Entries:
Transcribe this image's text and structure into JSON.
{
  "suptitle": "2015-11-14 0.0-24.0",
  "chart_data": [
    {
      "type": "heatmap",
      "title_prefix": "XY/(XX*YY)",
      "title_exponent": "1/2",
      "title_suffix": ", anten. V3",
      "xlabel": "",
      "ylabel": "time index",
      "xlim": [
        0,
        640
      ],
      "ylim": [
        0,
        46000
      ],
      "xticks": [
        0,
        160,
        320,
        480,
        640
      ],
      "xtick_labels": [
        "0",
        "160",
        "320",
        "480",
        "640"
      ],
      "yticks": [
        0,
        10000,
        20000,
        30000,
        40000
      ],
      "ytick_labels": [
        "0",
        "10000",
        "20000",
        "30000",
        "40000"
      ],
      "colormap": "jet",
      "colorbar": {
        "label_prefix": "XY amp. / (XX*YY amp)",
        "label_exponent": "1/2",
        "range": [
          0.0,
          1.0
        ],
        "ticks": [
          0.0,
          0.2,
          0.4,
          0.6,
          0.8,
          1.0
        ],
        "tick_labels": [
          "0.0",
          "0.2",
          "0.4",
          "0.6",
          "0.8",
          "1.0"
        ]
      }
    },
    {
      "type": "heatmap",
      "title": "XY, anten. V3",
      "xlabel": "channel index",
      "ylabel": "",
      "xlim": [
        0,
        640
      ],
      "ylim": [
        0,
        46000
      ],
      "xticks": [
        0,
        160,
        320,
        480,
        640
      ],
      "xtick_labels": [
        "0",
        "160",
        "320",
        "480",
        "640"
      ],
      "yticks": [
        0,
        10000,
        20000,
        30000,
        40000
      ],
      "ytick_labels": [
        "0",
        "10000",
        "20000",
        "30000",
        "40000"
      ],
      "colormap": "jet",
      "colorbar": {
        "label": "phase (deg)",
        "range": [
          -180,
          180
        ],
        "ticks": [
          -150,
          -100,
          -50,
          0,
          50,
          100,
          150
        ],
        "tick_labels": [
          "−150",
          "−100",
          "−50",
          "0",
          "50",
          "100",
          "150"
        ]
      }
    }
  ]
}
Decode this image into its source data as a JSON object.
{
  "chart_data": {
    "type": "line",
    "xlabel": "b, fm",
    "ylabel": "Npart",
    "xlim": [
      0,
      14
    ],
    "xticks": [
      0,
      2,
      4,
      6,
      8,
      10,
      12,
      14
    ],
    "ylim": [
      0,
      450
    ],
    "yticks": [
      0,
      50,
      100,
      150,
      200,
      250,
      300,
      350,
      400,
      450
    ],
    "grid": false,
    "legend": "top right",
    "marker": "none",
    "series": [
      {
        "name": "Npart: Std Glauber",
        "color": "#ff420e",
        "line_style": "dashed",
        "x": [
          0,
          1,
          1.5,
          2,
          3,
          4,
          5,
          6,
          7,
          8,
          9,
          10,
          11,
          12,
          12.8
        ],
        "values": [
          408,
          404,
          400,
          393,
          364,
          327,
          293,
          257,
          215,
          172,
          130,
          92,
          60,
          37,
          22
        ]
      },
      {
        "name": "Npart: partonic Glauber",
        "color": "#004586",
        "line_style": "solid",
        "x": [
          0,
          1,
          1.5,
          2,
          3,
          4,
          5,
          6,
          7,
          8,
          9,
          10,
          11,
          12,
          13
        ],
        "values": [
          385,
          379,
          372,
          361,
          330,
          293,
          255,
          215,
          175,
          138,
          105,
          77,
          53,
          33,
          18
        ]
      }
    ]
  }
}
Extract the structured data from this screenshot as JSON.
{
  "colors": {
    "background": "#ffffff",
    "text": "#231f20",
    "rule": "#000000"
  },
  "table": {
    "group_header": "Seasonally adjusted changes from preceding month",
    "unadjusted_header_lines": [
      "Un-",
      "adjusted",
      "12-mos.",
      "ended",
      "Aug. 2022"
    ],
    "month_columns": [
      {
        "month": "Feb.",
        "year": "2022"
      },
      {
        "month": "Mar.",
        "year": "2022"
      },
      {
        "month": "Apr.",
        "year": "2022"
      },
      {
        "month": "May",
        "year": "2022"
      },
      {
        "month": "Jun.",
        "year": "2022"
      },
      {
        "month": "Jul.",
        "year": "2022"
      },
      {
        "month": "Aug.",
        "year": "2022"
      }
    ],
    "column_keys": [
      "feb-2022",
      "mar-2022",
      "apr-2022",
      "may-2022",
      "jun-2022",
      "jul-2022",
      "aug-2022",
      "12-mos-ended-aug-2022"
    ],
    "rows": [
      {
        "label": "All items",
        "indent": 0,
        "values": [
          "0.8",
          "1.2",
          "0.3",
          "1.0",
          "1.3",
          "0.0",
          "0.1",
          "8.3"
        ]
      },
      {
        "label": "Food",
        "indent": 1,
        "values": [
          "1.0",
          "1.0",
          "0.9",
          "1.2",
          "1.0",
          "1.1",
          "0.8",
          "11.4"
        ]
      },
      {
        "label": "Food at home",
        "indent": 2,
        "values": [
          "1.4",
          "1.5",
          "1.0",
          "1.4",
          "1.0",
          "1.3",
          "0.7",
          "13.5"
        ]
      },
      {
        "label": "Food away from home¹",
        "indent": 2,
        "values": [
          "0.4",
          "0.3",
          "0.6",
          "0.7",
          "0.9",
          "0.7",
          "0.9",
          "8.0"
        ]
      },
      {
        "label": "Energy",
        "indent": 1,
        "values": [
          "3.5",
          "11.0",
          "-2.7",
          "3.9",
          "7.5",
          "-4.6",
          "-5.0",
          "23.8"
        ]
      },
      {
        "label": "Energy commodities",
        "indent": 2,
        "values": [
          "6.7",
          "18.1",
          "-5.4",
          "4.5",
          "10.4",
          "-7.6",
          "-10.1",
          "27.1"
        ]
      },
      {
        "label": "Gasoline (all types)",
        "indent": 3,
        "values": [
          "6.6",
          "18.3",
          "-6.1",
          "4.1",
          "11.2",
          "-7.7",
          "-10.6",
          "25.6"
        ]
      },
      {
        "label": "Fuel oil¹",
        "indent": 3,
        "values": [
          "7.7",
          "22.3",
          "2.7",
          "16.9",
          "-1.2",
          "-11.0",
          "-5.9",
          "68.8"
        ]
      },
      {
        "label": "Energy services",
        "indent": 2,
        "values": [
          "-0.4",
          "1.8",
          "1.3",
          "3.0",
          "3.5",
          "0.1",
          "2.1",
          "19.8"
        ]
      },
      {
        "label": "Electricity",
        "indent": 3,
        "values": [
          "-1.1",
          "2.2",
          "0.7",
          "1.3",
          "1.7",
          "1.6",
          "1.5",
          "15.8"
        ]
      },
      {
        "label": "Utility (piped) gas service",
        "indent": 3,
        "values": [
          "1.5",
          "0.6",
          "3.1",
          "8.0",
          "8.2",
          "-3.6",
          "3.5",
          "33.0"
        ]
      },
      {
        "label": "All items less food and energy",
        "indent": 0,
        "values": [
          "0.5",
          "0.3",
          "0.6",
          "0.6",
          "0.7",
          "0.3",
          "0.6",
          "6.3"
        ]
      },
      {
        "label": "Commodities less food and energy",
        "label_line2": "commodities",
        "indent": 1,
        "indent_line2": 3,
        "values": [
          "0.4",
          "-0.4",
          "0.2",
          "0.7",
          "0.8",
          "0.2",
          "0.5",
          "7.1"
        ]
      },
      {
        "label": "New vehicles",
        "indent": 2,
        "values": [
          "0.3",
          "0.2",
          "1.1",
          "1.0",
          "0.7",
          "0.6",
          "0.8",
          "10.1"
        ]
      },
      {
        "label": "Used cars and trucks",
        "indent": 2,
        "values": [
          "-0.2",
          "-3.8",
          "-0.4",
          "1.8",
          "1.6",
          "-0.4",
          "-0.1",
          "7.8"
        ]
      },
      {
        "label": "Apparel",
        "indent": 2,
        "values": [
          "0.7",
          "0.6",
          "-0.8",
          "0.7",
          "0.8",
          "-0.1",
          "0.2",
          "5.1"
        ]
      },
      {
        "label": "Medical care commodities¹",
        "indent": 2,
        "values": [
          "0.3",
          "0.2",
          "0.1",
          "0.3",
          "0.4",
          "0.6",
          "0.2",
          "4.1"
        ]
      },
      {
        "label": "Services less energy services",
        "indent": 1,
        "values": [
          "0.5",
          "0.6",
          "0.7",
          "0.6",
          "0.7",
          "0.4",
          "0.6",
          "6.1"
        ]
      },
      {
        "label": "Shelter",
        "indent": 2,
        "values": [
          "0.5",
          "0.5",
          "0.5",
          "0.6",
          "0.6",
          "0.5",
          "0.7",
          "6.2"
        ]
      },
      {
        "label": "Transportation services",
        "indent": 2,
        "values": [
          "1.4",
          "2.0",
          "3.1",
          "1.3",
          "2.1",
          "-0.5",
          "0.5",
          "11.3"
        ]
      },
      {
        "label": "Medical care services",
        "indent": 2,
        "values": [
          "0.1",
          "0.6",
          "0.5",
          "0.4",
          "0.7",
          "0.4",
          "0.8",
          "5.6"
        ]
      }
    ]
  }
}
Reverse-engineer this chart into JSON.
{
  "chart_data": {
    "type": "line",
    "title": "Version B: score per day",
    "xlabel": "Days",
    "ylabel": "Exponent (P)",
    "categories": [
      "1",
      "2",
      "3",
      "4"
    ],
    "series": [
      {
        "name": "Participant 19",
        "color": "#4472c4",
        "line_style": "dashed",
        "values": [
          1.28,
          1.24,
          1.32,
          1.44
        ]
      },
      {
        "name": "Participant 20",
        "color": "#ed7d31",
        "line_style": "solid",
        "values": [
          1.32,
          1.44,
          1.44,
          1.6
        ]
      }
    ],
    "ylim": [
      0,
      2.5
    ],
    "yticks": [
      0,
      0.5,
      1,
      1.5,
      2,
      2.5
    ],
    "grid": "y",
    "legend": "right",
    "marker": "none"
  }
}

Exercise aim: Count every line in the listing above that holds "services", then report only the count.

Task result: 4